Задание A: С какими минералами в отрывке о влияниях сравнивается промежуточная степень влияемости?

Читать книгу Энциклопедия юности - Михаил Эпштейн - Страница 27
В
Влияния
ОглавлениеЭ
Влияние – это категория эстетическая: кто на кого повлиял в литературе и искусстве. Но вместе с тем и психологическая, приложимая прежде всего к отрочеству и юности. Это самые влияемые, впечатлительные возрасты. «Дурное влияние». «Вася на Петю хорошо (плохо) влияет». Влияния можно разделить на культурные, заочные – и живые, очные (дружеские, учительные, средовые, поколенческие).
По степени влияемости я, наверно, серединка на половинку, ни мягок, ни тверд. Минералы различаются на шкале твердости: от талька, который можно раздавить пальцем, до алмаза, на котором вообще нельзя оставить царапин. Я был где-то в промежутке, как флюорит или апатит, которые можно царапать стеклом или ножом. В раннем отрочестве, начиная лет с 11, на меня всего сильнее влияли Лермонтов и, пожалуй, Тургенев – в духе романтизма, рефлексии, самокопания. В позднем отрочестве, 15–17 лет, место Лермонтова и Тургенева заняли Фет и Бунин, с их импрессионизмом и эстетическим полночувственным «изнеможением» от жизни. Но главной стала энциклопедия жизни и души под названием «Война и мир».
Из живых влияний отрочества отмечу Агнессу Владиславовну Эгиед (открытость, здравомыслие, гуманизм, либерализм, см. УЧИТЕЛЯ). Чуть-чуть влияли мальчики из летней республики «Юность Замоскворечья»: Миша Фролов (очень мужественный, немногословный), Сережа Меркулов (словесно ловкий и убедительный). В школе особых приятелей и влиятелей не было.
В университетские годы главное очное влияние шло от тебя, полуочное – от Битова. Твое влияние было эстетическим – не только в смысле литературы, но и общей жизненной установки. Это была моя эстетическая стадия, по Кьеркегору. Главное – приобрести как можно больше опыта, прикоснуться ко всему, во все вникнуть и упиться дарами жизни, перебирая их как можно более широко, ни на чем особо не останавливаясь, запасаясь впрок впечатлениями для писательства. Так я это, во всяком случае, воспринимал, по мере своей испорченности: ощущенчество, впечатленчество, наслажденчество.

Задание B: Оформите как JSON-список строк, по одной на каждую строку, без пустых, ту часть строк ниже, что идёт с самого начала и до строки с «plus-icon — [1024, 792, 1097, 864]» включительно; отрывок о влияниях в неё не входит.

(Списки элементов с пометками)
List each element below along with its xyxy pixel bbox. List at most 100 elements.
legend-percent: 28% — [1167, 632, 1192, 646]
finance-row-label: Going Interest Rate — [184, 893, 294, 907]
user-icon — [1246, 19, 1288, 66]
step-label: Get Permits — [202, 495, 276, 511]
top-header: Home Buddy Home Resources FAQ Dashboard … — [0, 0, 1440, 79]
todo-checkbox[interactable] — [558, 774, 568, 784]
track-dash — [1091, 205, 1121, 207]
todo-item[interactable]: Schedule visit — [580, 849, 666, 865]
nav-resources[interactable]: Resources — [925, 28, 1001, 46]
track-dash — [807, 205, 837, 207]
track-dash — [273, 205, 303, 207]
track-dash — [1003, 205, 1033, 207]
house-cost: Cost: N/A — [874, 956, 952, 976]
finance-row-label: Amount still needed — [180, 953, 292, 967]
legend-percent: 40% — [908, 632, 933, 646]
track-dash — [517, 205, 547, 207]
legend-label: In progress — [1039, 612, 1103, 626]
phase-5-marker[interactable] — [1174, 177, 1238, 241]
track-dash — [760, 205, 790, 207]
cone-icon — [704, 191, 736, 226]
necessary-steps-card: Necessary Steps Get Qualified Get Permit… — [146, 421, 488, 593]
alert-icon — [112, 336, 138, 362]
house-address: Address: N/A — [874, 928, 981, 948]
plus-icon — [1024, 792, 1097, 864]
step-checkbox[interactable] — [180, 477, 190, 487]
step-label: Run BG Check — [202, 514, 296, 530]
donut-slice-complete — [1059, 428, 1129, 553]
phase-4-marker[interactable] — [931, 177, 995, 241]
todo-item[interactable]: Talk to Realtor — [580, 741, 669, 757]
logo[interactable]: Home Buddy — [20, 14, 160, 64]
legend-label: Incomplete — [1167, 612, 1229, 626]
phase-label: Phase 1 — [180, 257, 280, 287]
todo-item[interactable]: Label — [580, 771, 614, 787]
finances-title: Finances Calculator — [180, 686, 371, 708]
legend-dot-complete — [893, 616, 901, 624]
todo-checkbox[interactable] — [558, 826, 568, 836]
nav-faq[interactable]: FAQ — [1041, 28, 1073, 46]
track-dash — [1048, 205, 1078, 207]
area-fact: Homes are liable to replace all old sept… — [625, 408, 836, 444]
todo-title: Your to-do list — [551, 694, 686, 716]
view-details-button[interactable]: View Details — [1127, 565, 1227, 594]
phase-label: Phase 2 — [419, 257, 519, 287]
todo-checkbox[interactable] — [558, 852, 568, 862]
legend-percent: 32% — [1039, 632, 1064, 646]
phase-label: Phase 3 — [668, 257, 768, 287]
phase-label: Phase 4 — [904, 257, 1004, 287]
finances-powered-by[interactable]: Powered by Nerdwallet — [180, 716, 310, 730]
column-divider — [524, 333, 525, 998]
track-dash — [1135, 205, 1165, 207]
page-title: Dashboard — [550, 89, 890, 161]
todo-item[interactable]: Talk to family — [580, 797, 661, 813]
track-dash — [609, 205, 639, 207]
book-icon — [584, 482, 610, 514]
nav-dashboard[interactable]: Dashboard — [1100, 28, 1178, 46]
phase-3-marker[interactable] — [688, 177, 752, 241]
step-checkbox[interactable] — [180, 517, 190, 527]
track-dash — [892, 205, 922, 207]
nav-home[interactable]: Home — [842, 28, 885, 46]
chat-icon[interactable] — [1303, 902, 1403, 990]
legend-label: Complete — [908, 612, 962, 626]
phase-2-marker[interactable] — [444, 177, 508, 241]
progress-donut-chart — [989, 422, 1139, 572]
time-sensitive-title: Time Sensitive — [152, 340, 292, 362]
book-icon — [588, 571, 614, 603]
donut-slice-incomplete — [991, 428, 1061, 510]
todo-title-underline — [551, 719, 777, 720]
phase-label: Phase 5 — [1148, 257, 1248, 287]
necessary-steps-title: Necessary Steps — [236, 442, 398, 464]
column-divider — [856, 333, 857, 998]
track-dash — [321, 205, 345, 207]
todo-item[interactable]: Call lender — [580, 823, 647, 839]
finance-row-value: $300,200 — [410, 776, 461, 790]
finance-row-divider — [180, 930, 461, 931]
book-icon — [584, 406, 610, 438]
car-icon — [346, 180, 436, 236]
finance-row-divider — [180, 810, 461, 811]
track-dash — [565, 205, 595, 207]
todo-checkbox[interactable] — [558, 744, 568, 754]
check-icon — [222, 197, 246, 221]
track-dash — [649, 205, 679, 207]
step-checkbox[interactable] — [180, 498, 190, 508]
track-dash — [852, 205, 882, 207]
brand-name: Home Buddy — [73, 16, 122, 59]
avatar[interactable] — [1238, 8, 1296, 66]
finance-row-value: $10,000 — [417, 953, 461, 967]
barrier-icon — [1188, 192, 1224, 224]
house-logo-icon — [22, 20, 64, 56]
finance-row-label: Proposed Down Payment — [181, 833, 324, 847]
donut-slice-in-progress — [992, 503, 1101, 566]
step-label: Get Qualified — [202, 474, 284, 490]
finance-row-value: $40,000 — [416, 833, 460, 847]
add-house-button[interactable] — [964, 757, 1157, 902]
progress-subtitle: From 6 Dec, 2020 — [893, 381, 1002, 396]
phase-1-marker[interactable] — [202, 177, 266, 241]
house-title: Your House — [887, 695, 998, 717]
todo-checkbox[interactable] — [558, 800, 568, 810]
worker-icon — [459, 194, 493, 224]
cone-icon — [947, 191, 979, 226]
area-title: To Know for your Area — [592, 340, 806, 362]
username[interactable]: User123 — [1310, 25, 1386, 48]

Ответ A: С флюоритом или апатитом, которые можно царапать стеклом или ножом.

Ответ B:
[
  "List each element below along with its xyxy pixel bbox. List at most 100 elements.",
  "legend-percent: 28% — [1167, 632, 1192, 646]",
  "finance-row-label: Going Interest Rate — [184, 893, 294, 907]",
  "user-icon — [1246, 19, 1288, 66]",
  "step-label: Get Permits — [202, 495, 276, 511]",
  "top-header: Home Buddy Home Resources FAQ Dashboard … — [0, 0, 1440, 79]",
  "todo-checkbox[interactable] — [558, 774, 568, 784]",
  "track-dash — [1091, 205, 1121, 207]",
  "todo-item[interactable]: Schedule visit — [580, 849, 666, 865]",
  "nav-resources[interactable]: Resources — [925, 28, 1001, 46]",
  "track-dash — [807, 205, 837, 207]",
  "track-dash — [273, 205, 303, 207]",
  "track-dash — [1003, 205, 1033, 207]",
  "house-cost: Cost: N/A — [874, 956, 952, 976]",
  "finance-row-label: Amount still needed — [180, 953, 292, 967]",
  "legend-percent: 40% — [908, 632, 933, 646]",
  "track-dash — [517, 205, 547, 207]",
  "legend-label: In progress — [1039, 612, 1103, 626]",
  "phase-5-marker[interactable] — [1174, 177, 1238, 241]",
  "track-dash — [760, 205, 790, 207]",
  "cone-icon — [704, 191, 736, 226]",
  "necessary-steps-card: Necessary Steps Get Qualified Get Permit… — [146, 421, 488, 593]",
  "alert-icon — [112, 336, 138, 362]",
  "house-address: Address: N/A — [874, 928, 981, 948]",
  "plus-icon — [1024, 792, 1097, 864]"
]